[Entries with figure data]
------------------------------------------------------------
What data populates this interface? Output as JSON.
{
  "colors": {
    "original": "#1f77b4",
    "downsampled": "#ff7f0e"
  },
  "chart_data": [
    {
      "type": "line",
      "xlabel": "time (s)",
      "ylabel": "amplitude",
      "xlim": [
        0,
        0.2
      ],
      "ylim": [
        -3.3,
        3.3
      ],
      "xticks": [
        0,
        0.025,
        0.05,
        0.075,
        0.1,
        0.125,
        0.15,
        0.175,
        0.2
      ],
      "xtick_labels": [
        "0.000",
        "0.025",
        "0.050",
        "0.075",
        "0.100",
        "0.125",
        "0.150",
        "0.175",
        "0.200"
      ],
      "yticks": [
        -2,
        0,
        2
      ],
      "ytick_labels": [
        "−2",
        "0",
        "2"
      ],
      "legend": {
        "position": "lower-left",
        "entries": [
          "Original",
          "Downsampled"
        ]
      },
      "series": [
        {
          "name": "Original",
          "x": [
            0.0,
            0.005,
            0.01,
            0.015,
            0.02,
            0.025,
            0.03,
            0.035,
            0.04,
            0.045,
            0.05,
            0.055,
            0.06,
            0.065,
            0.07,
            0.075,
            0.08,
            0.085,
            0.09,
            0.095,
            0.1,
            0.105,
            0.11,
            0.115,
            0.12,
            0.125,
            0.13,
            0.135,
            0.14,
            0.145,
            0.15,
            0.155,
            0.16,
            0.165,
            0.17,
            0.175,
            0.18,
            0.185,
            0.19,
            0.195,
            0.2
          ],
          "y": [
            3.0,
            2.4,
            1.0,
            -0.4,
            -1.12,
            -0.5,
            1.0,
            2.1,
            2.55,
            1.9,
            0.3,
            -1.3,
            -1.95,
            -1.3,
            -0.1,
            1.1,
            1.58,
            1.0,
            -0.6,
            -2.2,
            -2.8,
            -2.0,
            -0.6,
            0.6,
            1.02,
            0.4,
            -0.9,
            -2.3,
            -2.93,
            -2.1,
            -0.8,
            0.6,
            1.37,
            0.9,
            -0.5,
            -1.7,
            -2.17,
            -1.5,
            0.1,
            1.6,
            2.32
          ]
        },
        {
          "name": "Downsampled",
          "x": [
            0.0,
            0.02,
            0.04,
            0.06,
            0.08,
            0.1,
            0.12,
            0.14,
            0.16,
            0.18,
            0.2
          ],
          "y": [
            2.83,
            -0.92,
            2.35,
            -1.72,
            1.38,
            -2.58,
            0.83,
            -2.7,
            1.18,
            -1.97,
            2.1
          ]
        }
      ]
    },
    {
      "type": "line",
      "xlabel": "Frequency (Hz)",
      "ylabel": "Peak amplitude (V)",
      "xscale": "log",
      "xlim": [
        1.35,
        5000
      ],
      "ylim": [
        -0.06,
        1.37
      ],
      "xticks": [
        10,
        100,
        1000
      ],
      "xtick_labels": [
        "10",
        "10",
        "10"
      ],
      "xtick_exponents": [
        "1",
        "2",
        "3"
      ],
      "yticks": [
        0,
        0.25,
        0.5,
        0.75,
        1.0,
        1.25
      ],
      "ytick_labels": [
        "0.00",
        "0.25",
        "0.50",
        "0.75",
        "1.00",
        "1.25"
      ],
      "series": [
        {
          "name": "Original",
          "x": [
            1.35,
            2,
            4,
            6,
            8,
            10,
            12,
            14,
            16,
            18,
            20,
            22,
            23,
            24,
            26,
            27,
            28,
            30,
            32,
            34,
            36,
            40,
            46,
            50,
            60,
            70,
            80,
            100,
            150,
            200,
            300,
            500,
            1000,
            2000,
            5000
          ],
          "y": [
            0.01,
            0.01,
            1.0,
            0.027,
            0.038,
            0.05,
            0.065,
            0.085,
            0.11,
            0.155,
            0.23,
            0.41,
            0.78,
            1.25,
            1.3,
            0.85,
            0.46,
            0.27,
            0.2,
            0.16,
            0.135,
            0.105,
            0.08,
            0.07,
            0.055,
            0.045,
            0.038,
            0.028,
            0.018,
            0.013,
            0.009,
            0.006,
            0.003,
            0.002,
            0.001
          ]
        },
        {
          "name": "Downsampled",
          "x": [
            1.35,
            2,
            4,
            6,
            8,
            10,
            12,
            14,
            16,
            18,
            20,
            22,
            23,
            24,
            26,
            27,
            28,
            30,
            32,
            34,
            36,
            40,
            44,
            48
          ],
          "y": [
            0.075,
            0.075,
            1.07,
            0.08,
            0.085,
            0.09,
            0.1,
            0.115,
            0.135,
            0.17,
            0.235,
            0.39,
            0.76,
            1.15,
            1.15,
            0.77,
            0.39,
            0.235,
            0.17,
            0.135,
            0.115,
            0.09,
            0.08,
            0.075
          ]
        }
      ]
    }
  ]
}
------------------------------------------------------------
● Task to complete
Write out the entries above once more, without altering anything.

● Task response
What data populates this interface? Output as JSON.
{
  "colors": {
    "original": "#1f77b4",
    "downsampled": "#ff7f0e"
  },
  "chart_data": [
    {
      "type": "line",
      "xlabel": "time (s)",
      "ylabel": "amplitude",
      "xlim": [
        0,
        0.2
      ],
      "ylim": [
        -3.3,
        3.3
      ],
      "xticks": [
        0,
        0.025,
        0.05,
        0.075,
        0.1,
        0.125,
        0.15,
        0.175,
        0.2
      ],
      "xtick_labels": [
        "0.000",
        "0.025",
        "0.050",
        "0.075",
        "0.100",
        "0.125",
        "0.150",
        "0.175",
        "0.200"
      ],
      "yticks": [
        -2,
        0,
        2
      ],
      "ytick_labels": [
        "−2",
        "0",
        "2"
      ],
      "legend": {
        "position": "lower-left",
        "entries": [
          "Original",
          "Downsampled"
        ]
      },
      "series": [
        {
          "name": "Original",
          "x": [
            0.0,
            0.005,
            0.01,
            0.015,
            0.02,
            0.025,
            0.03,
            0.035,
            0.04,
            0.045,
            0.05,
            0.055,
            0.06,
            0.065,
            0.07,
            0.075,
            0.08,
            0.085,
            0.09,
            0.095,
            0.1,
            0.105,
            0.11,
            0.115,
            0.12,
            0.125,
            0.13,
            0.135,
            0.14,
            0.145,
            0.15,
            0.155,
            0.16,
            0.165,
            0.17,
            0.175,
            0.18,
            0.185,
            0.19,
            0.195,
            0.2
          ],
          "y": [
            3.0,
            2.4,
            1.0,
            -0.4,
            -1.12,
            -0.5,
            1.0,
            2.1,
            2.55,
            1.9,
            0.3,
            -1.3,
            -1.95,
            -1.3,
            -0.1,
            1.1,
            1.58,
            1.0,
            -0.6,
            -2.2,
            -2.8,
            -2.0,
            -0.6,
            0.6,
            1.02,
            0.4,
            -0.9,
            -2.3,
            -2.93,
            -2.1,
            -0.8,
            0.6,
            1.37,
            0.9,
            -0.5,
            -1.7,
            -2.17,
            -1.5,
            0.1,
            1.6,
            2.32
          ]
        },
        {
          "name": "Downsampled",
          "x": [
            0.0,
            0.02,
            0.04,
            0.06,
            0.08,
            0.1,
            0.12,
            0.14,
            0.16,
            0.18,
            0.2
          ],
          "y": [
            2.83,
            -0.92,
            2.35,
            -1.72,
            1.38,
            -2.58,
            0.83,
            -2.7,
            1.18,
            -1.97,
            2.1
          ]
        }
      ]
    },
    {
      "type": "line",
      "xlabel": "Frequency (Hz)",
      "ylabel": "Peak amplitude (V)",
      "xscale": "log",
      "xlim": [
        1.35,
        5000
      ],
      "ylim": [
        -0.06,
        1.37
      ],
      "xticks": [
        10,
        100,
        1000
      ],
      "xtick_labels": [
        "10",
        "10",
        "10"
      ],
      "xtick_exponents": [
        "1",
        "2",
        "3"
      ],
      "yticks": [
        0,
        0.25,
        0.5,
        0.75,
        1.0,
        1.25
      ],
      "ytick_labels": [
        "0.00",
        "0.25",
        "0.50",
        "0.75",
        "1.00",
        "1.25"
      ],
      "series": [
        {
          "name": "Original",
          "x": [
            1.35,
            2,
            4,
            6,
            8,
            10,
            12,
            14,
            16,
            18,
            20,
            22,
            23,
            24,
            26,
            27,
            28,
            30,
            32,
            34,
            36,
            40,
            46,
            50,
            60,
            70,
            80,
            100,
            150,
            200,
            300,
            500,
            1000,
            2000,
            5000
          ],
          "y": [
            0.01,
            0.01,
            1.0,
            0.027,
            0.038,
            0.05,
            0.065,
            0.085,
            0.11,
            0.155,
            0.23,
            0.41,
            0.78,
            1.25,
            1.3,
            0.85,
            0.46,
            0.27,
            0.2,
            0.16,
            0.135,
            0.105,
            0.08,
            0.07,
            0.055,
            0.045,
            0.038,
            0.028,
            0.018,
            0.013,
            0.009,
            0.006,
            0.003,
            0.002,
            0.001
          ]
        },
        {
          "name": "Downsampled",
          "x": [
            1.35,
            2,
            4,
            6,
            8,
            10,
            12,
            14,
            16,
            18,
            20,
            22,
            23,
            24,
            26,
            27,
            28,
            30,
            32,
            34,
            36,
            40,
            44,
            48
          ],
          "y": [
            0.075,
            0.075,
            1.07,
            0.08,
            0.085,
            0.09,
            0.1,
            0.115,
            0.135,
            0.17,
            0.235,
            0.39,
            0.76,
            1.15,
            1.15,
            0.77,
            0.39,
            0.235,
            0.17,
            0.135,
            0.115,
            0.09,
            0.08,
            0.075
          ]
        }
      ]
    }
  ]
}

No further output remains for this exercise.